- **Task details**:
Copy the data verbatim, from the first line through the line containing "question-option: B. K⁺".

··· Provided records

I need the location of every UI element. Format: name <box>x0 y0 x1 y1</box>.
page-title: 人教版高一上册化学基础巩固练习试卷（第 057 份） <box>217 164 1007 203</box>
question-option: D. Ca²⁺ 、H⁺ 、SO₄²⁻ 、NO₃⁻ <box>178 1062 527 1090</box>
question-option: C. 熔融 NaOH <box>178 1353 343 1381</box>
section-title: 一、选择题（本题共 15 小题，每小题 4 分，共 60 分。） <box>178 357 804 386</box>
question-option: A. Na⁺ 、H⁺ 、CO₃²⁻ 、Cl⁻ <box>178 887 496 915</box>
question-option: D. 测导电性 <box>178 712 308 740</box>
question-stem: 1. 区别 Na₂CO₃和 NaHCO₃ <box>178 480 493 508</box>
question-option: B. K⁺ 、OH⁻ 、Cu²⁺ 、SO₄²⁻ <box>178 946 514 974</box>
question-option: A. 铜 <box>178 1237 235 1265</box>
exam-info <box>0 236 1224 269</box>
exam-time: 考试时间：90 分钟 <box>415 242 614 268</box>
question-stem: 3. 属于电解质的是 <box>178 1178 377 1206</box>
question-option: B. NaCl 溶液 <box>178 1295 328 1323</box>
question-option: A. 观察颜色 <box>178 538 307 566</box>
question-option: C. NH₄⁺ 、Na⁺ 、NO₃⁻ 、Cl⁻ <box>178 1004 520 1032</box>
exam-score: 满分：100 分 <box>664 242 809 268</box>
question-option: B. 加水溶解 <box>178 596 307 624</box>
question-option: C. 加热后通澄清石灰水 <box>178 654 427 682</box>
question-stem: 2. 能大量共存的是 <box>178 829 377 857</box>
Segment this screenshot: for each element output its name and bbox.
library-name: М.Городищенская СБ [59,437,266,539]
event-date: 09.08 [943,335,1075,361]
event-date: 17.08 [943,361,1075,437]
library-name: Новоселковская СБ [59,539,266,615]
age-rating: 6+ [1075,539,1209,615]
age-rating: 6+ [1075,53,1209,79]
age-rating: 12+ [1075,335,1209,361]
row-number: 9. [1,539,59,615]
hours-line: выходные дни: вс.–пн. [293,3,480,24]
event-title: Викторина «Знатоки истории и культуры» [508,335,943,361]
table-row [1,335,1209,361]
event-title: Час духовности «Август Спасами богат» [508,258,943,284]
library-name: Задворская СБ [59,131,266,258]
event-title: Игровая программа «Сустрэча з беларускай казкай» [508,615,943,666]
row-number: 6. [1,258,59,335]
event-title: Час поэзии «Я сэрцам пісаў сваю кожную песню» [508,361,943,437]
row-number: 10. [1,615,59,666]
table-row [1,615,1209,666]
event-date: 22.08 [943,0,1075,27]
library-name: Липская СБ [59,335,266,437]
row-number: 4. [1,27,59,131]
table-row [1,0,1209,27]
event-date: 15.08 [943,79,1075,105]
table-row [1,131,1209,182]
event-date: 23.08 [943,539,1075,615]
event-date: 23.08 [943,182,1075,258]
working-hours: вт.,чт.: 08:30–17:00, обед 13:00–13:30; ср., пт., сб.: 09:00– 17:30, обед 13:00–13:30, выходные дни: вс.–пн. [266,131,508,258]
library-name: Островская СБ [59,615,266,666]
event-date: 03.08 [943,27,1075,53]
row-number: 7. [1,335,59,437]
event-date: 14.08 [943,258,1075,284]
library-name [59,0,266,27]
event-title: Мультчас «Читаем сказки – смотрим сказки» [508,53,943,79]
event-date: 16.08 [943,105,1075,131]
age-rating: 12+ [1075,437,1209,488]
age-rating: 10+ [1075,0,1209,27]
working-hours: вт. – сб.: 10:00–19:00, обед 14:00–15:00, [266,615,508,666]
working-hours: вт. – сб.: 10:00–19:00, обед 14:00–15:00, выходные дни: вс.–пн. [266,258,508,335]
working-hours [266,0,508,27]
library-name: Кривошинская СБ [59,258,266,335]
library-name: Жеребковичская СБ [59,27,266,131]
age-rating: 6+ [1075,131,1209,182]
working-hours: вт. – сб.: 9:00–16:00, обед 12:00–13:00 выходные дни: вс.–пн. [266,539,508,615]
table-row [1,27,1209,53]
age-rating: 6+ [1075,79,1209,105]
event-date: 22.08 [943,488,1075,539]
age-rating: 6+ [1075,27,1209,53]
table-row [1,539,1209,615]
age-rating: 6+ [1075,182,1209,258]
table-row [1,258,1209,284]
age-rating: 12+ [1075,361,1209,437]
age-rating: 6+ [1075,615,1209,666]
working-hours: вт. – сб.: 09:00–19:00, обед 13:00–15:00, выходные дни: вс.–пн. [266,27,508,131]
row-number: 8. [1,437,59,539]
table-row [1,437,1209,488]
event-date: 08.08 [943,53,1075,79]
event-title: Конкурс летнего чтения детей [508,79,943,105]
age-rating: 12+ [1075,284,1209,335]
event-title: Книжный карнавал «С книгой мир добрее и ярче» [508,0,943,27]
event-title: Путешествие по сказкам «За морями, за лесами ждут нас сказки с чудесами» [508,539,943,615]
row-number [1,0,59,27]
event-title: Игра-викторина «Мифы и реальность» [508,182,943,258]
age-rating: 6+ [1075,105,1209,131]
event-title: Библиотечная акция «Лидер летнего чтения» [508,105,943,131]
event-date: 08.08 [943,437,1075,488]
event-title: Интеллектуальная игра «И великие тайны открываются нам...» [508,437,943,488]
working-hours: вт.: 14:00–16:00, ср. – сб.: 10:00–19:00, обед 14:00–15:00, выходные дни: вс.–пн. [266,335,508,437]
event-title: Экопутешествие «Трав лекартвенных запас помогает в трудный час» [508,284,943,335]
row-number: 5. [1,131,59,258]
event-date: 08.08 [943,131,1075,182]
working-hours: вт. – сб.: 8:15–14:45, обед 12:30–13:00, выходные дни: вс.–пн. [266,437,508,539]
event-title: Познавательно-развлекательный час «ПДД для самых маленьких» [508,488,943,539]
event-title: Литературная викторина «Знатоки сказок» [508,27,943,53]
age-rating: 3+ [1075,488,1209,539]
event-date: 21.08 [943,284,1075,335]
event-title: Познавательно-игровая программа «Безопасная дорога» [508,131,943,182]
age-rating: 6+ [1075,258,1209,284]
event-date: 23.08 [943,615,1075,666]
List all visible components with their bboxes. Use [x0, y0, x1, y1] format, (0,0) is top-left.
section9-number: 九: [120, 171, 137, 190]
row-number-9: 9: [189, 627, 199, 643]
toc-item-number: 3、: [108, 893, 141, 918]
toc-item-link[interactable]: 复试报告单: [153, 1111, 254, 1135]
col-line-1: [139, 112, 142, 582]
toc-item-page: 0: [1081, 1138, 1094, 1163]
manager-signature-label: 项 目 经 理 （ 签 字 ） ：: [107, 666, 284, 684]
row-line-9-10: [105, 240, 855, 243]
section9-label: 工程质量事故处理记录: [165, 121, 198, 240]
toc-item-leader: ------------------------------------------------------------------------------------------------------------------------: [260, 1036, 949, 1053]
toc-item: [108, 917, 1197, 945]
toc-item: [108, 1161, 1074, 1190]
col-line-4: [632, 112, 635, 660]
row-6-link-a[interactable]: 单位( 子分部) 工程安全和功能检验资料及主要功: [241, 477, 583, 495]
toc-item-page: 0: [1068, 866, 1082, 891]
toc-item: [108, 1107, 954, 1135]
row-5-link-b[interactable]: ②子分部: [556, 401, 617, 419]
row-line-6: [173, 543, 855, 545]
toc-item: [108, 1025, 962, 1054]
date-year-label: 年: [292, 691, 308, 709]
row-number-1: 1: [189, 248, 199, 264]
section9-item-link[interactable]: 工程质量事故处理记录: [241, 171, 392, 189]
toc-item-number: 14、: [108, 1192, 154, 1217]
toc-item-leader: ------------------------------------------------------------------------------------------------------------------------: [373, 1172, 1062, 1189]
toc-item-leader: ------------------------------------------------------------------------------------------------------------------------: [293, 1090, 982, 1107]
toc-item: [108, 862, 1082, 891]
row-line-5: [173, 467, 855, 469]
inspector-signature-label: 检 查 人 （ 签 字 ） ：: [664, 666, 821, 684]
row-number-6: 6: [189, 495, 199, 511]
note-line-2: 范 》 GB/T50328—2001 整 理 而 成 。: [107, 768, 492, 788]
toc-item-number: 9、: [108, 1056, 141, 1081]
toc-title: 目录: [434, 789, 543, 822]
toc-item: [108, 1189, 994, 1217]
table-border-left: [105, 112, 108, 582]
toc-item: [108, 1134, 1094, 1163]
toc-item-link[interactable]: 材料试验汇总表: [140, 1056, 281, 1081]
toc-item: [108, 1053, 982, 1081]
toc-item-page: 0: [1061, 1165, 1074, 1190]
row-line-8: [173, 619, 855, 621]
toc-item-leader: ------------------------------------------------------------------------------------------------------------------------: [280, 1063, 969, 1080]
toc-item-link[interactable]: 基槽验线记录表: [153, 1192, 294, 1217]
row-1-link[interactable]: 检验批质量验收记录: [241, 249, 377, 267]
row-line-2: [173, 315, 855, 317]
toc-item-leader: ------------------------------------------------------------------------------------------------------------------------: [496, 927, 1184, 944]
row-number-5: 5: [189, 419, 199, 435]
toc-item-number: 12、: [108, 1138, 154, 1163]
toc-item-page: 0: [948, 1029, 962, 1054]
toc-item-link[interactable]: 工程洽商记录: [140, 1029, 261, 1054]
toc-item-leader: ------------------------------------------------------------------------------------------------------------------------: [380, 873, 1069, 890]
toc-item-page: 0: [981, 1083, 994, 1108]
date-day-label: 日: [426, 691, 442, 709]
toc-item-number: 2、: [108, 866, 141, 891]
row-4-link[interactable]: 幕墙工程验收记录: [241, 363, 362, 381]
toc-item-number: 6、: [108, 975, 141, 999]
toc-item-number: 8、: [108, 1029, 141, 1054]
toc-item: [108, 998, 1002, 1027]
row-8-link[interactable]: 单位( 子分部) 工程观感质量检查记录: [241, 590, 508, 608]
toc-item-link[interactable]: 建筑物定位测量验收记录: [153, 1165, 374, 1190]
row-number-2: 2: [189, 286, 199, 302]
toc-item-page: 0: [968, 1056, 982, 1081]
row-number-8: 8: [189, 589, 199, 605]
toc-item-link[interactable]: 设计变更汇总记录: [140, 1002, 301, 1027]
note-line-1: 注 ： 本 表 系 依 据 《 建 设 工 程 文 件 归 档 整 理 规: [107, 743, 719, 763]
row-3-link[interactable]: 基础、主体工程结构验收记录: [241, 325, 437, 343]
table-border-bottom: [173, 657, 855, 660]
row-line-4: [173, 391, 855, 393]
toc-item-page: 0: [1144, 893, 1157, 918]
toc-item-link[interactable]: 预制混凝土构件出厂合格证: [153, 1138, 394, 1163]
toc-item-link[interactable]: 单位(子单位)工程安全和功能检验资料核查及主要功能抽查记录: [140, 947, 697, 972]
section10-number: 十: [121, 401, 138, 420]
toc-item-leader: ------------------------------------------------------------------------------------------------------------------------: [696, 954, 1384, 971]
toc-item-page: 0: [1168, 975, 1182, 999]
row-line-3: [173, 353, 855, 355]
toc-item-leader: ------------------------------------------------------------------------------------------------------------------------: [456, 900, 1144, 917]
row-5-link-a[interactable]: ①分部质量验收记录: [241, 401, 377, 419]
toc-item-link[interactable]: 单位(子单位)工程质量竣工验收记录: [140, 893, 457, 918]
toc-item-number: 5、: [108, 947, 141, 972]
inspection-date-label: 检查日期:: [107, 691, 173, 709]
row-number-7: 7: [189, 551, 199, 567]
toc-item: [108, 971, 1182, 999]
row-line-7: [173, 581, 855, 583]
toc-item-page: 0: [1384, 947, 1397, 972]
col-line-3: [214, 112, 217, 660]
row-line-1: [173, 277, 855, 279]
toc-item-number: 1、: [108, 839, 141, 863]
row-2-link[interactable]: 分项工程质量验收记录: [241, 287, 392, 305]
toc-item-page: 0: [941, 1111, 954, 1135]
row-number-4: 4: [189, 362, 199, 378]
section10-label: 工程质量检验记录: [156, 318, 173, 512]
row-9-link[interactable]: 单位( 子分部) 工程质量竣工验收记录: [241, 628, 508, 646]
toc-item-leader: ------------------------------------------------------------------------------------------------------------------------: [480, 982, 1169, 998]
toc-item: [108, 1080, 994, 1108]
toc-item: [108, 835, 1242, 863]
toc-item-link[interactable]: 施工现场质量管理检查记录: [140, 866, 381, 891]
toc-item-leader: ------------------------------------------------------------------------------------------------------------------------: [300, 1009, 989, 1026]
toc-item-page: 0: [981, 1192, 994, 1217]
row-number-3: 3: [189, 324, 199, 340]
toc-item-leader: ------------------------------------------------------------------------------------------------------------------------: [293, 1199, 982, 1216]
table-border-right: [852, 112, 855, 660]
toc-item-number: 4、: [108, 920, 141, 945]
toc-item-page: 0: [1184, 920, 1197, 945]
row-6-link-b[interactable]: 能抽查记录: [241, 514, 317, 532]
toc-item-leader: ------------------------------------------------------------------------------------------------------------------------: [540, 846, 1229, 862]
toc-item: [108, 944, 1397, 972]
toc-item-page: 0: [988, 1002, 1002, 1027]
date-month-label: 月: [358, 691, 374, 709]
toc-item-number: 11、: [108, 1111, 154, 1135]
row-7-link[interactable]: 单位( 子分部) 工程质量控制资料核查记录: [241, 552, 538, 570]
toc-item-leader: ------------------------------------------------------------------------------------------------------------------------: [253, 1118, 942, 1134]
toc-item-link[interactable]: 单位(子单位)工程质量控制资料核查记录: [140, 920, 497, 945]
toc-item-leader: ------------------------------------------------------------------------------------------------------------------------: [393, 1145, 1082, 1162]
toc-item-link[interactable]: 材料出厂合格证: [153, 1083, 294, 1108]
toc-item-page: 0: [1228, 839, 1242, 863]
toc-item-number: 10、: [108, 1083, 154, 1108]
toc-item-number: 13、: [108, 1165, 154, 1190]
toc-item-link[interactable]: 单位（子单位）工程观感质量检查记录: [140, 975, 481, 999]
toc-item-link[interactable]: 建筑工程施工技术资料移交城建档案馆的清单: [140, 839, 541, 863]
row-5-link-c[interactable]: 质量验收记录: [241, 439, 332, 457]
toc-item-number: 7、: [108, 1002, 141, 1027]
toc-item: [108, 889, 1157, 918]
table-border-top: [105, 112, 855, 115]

······

- **Result for this exercise**:
I need the location of every UI element. Format: name <box>x0 y0 x1 y1</box>.
page-title: 人教版高一上册化学基础巩固练习试卷（第 057 份） <box>217 164 1007 203</box>
question-option: D. Ca²⁺ 、H⁺ 、SO₄²⁻ 、NO₃⁻ <box>178 1062 527 1090</box>
question-option: C. 熔融 NaOH <box>178 1353 343 1381</box>
section-title: 一、选择题（本题共 15 小题，每小题 4 分，共 60 分。） <box>178 357 804 386</box>
question-option: A. Na⁺ 、H⁺ 、CO₃²⁻ 、Cl⁻ <box>178 887 496 915</box>
question-option: D. 测导电性 <box>178 712 308 740</box>
question-stem: 1. 区别 Na₂CO₃和 NaHCO₃ <box>178 480 493 508</box>
question-option: B. K⁺ 、OH⁻ 、Cu²⁺ 、SO₄²⁻ <box>178 946 514 974</box>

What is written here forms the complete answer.